Stored records
▼
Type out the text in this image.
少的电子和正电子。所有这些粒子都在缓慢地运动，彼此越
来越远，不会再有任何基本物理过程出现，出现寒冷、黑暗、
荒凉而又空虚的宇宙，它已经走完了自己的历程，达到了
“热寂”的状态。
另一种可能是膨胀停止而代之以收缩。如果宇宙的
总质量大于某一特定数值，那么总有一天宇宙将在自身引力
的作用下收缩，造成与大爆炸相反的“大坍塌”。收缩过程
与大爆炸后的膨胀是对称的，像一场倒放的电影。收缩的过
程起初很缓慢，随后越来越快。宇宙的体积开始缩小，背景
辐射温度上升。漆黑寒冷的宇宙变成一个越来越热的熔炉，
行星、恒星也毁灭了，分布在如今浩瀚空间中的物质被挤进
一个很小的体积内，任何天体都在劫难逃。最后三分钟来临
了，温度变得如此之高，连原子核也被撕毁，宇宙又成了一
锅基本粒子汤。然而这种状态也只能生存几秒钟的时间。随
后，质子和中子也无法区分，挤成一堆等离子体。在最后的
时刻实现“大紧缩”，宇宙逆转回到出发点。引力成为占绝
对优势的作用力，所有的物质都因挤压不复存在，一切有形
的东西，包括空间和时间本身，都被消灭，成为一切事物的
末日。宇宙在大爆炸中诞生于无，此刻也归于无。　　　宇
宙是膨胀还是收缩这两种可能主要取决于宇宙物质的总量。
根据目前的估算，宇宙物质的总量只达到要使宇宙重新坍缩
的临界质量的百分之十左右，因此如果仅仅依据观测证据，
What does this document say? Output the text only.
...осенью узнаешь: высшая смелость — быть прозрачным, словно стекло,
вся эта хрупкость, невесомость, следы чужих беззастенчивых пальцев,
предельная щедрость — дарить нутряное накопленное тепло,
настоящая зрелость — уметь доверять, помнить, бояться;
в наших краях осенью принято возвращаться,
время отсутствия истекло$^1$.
▲
**EXERCISE GOAL**
Copy each entry exactly, with nothing added or dropped.

**SOLVED PROBLEM**
Type out the text in this image.
少的电子和正电子。所有这些粒子都在缓慢地运动，彼此越
来越远，不会再有任何基本物理过程出现，出现寒冷、黑暗、
荒凉而又空虚的宇宙，它已经走完了自己的历程，达到了
“热寂”的状态。
另一种可能是膨胀停止而代之以收缩。如果宇宙的
总质量大于某一特定数值，那么总有一天宇宙将在自身引力
的作用下收缩，造成与大爆炸相反的“大坍塌”。收缩过程
与大爆炸后的膨胀是对称的，像一场倒放的电影。收缩的过
程起初很缓慢，随后越来越快。宇宙的体积开始缩小，背景
辐射温度上升。漆黑寒冷的宇宙变成一个越来越热的熔炉，
行星、恒星也毁灭了，分布在如今浩瀚空间中的物质被挤进
一个很小的体积内，任何天体都在劫难逃。最后三分钟来临
了，温度变得如此之高，连原子核也被撕毁，宇宙又成了一
锅基本粒子汤。然而这种状态也只能生存几秒钟的时间。随
后，质子和中子也无法区分，挤成一堆等离子体。在最后的
时刻实现“大紧缩”，宇宙逆转回到出发点。引力成为占绝
对优势的作用力，所有的物质都因挤压不复存在，一切有形
的东西，包括空间和时间本身，都被消灭，成为一切事物的
末日。宇宙在大爆炸中诞生于无，此刻也归于无。　　　宇
宙是膨胀还是收缩这两种可能主要取决于宇宙物质的总量。
根据目前的估算，宇宙物质的总量只达到要使宇宙重新坍缩
的临界质量的百分之十左右，因此如果仅仅依据观测证据，
What does this document say? Output the text only.
...осенью узнаешь: высшая смелость — быть прозрачным, словно стекло,
вся эта хрупкость, невесомость, следы чужих беззастенчивых пальцев,
предельная щедрость — дарить нутряное накопленное тепло,
настоящая зрелость — уметь доверять, помнить, бояться;
в наших краях осенью принято возвращаться,
время отсутствия истекло$^1$.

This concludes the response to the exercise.